### WORK REQUIRED:
Pick out every line in the material below that contains the string "icon", and copy each of those lines.

### ITEMS:
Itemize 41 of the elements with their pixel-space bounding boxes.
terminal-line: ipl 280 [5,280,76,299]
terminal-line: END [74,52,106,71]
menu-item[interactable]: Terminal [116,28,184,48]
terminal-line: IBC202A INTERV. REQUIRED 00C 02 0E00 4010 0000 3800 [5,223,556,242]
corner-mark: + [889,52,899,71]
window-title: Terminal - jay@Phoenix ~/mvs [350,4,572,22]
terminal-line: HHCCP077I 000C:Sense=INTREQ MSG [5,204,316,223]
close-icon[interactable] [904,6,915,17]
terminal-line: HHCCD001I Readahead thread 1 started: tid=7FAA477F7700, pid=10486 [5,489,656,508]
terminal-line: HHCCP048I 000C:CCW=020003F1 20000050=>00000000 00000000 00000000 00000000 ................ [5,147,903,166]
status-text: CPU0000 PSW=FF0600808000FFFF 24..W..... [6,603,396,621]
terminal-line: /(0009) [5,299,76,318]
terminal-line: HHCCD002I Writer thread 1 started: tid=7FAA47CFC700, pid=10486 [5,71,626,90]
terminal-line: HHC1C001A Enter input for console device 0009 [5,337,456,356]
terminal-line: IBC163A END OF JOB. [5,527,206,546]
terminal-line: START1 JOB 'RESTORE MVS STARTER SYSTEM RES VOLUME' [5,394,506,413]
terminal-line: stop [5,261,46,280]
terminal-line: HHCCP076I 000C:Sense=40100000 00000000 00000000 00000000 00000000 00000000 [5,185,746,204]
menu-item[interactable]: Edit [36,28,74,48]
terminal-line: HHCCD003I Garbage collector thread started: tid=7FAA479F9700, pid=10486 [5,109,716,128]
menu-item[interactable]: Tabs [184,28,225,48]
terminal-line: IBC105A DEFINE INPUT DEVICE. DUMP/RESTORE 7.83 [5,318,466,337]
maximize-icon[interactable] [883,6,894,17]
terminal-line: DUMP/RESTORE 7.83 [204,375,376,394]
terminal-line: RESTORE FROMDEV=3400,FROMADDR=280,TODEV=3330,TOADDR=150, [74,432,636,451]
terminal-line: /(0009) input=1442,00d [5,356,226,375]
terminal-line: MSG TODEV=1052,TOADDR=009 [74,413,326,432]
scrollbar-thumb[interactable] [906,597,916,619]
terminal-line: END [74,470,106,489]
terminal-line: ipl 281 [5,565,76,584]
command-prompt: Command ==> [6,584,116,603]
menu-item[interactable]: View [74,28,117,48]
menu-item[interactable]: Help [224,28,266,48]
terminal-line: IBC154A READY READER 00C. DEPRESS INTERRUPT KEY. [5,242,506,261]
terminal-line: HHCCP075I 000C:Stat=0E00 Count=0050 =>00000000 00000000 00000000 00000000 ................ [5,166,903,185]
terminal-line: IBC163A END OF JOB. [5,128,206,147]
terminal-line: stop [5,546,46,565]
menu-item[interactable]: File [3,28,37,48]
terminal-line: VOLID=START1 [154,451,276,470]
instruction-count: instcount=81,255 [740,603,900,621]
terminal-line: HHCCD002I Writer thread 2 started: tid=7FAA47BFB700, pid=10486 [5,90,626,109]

### SOLUTION BELOW:
close-icon[interactable] [904,6,915,17]
maximize-icon[interactable] [883,6,894,17]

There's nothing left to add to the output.